(Entries from a page text collection)
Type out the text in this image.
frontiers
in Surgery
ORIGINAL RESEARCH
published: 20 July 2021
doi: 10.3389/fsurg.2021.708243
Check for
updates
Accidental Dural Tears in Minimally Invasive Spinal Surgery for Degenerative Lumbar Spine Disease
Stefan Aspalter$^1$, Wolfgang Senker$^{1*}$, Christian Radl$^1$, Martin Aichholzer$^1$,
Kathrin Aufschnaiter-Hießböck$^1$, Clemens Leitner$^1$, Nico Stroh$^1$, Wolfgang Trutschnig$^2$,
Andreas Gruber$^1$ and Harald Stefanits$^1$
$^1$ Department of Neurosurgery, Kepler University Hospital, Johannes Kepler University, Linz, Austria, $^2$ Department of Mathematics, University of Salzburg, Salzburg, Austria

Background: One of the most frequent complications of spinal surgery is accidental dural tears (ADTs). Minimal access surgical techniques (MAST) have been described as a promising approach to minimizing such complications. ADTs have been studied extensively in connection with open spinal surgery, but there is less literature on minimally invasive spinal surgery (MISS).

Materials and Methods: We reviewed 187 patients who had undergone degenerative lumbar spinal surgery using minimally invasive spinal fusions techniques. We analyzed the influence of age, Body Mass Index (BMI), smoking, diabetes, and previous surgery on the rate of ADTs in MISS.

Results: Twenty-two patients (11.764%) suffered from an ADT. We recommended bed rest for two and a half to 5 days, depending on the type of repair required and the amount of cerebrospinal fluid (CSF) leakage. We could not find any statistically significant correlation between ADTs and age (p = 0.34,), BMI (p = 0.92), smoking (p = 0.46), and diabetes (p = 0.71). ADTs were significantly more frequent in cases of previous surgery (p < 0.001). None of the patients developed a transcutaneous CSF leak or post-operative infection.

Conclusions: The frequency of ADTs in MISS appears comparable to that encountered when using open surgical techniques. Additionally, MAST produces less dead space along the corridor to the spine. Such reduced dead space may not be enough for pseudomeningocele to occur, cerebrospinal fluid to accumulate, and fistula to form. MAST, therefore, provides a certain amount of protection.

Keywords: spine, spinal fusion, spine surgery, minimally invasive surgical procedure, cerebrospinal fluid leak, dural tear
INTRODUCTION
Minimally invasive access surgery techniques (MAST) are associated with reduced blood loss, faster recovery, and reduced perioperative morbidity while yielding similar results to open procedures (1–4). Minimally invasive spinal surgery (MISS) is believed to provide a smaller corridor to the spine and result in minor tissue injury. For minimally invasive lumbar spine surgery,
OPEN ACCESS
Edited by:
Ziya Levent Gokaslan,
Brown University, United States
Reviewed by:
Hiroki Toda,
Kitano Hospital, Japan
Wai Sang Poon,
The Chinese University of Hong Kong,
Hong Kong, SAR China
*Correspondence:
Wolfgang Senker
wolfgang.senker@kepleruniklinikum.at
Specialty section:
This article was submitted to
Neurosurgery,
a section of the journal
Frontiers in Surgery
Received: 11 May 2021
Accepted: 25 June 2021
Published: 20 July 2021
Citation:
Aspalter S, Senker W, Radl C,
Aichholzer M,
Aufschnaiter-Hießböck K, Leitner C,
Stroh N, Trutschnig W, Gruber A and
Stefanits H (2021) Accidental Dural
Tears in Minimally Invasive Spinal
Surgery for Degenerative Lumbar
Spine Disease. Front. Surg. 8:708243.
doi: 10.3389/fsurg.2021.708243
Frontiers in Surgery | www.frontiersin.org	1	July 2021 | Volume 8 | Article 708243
...
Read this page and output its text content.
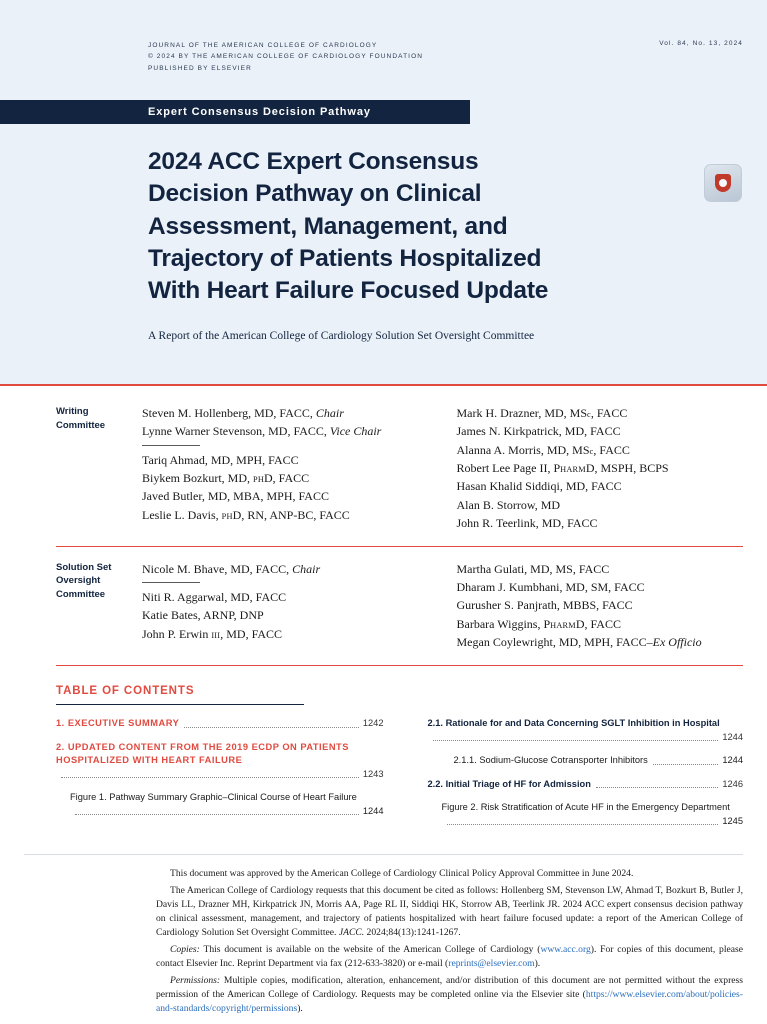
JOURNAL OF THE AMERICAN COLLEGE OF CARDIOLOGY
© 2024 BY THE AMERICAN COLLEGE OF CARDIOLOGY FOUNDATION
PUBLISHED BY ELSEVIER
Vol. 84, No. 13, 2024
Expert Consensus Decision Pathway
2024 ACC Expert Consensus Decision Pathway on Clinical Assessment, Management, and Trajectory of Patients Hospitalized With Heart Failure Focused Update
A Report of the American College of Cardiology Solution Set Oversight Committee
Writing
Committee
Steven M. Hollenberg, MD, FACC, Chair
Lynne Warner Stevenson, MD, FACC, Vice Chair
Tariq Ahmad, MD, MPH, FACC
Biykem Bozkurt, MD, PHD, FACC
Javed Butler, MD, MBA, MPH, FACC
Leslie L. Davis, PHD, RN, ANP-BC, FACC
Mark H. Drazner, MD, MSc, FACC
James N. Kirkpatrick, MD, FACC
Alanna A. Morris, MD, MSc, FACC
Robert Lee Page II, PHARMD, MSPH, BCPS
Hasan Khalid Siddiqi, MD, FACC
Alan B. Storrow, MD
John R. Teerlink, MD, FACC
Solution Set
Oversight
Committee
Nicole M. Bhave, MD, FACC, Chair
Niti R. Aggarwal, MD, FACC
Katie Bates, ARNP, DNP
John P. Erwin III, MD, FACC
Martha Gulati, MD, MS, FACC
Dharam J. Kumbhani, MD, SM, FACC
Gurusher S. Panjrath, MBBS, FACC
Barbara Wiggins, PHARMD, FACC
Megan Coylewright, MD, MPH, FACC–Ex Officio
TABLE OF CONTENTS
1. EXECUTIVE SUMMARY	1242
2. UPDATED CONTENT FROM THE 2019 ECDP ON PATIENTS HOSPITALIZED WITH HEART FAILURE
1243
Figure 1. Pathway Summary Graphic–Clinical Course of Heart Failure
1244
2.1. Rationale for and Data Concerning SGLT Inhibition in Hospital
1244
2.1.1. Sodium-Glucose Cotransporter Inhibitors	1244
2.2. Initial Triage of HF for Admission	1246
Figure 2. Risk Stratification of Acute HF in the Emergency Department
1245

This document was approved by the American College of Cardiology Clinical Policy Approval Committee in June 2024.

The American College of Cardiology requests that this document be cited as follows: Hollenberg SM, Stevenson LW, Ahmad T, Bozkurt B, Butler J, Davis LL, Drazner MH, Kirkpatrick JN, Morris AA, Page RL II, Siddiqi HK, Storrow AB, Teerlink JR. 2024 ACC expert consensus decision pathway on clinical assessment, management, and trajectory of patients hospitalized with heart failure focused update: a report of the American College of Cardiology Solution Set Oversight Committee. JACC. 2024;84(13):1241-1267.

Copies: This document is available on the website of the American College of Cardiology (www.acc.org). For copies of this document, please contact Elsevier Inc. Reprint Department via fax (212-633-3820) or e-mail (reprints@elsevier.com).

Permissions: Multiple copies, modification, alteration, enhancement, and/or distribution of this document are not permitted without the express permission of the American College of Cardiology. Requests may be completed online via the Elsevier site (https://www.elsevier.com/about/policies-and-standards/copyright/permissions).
---
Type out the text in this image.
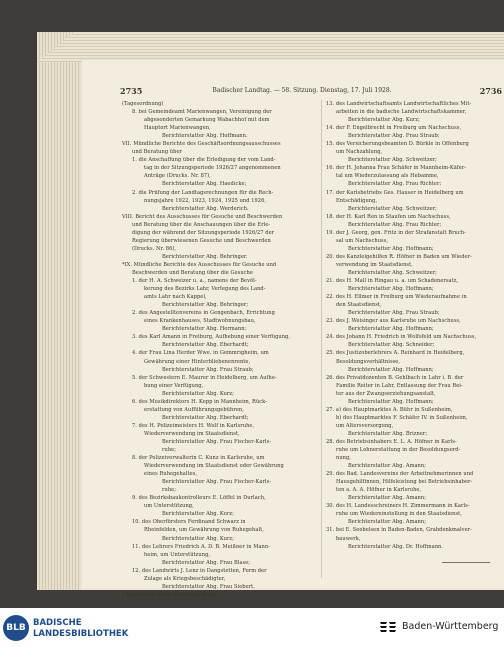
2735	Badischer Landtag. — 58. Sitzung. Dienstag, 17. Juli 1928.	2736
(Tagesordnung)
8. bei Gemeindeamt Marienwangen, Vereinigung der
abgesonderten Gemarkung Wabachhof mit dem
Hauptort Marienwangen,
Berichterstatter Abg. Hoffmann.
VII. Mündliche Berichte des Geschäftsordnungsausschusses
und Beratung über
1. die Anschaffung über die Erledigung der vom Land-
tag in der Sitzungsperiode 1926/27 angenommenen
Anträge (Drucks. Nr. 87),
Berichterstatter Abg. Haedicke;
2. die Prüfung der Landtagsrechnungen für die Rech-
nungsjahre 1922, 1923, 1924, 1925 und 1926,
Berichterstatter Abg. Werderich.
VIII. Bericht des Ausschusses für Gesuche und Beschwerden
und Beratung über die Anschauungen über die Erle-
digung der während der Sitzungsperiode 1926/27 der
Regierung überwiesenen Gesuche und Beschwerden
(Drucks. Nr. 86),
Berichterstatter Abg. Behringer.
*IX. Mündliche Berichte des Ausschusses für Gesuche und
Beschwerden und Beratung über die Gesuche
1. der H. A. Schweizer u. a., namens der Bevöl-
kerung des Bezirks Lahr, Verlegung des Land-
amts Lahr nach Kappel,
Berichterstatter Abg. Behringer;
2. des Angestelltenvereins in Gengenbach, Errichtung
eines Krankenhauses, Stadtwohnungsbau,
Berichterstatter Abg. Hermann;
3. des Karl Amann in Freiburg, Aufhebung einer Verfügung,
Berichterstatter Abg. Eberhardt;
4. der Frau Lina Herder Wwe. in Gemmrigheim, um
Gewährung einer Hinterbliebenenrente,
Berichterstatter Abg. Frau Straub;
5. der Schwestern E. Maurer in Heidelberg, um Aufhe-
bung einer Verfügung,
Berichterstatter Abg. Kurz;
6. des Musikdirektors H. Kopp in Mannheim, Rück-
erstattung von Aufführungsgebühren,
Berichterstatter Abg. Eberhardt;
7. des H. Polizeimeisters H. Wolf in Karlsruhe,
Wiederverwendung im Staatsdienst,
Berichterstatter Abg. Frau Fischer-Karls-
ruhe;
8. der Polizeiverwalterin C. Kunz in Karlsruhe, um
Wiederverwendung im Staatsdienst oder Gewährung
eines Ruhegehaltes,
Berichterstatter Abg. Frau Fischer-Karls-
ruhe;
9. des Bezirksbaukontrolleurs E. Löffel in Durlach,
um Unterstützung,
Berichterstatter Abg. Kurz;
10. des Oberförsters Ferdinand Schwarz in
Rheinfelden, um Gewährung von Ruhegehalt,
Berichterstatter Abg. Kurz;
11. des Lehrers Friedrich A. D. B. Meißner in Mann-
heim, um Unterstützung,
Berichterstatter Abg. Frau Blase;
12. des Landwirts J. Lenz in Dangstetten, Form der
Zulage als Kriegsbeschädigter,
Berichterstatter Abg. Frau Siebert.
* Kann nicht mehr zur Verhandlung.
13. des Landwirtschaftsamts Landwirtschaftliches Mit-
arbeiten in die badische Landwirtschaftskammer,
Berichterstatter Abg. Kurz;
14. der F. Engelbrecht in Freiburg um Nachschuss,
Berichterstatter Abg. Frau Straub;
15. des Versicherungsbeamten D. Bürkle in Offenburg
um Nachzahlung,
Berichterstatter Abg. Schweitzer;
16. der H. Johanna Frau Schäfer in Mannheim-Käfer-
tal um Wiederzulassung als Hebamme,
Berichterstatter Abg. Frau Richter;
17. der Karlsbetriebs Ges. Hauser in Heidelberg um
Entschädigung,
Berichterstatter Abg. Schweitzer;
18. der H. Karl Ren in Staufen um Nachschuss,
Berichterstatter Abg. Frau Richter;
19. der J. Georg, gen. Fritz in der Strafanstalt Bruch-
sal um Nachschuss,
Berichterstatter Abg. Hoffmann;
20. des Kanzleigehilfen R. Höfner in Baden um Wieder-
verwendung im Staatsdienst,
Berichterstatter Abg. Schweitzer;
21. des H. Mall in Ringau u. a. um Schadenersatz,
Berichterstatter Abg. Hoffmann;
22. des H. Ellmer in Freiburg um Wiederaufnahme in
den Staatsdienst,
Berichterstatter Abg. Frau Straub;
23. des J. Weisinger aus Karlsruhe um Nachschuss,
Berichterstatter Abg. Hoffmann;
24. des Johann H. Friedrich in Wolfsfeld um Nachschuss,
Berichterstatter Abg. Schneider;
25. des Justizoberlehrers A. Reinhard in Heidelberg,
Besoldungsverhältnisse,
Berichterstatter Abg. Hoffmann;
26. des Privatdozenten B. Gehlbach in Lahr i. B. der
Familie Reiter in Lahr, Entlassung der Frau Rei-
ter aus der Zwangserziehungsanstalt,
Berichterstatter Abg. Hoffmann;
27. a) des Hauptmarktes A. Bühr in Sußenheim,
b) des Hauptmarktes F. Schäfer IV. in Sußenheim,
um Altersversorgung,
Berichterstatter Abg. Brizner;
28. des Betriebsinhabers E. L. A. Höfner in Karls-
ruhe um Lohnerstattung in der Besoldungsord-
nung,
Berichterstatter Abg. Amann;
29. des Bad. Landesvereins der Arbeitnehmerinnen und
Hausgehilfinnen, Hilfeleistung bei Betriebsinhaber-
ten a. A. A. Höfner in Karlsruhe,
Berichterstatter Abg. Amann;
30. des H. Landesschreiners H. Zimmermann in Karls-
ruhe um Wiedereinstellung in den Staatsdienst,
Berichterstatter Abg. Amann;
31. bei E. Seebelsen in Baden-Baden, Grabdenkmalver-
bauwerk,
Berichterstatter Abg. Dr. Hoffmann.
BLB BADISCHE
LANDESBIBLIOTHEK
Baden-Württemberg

Your instructions: Reproduce each line from the data that has "Sitzungsperiode" in it.

Task result:
tag in der Sitzungsperiode 1926/27 angenommenen
digung der während der Sitzungsperiode 1926/27 der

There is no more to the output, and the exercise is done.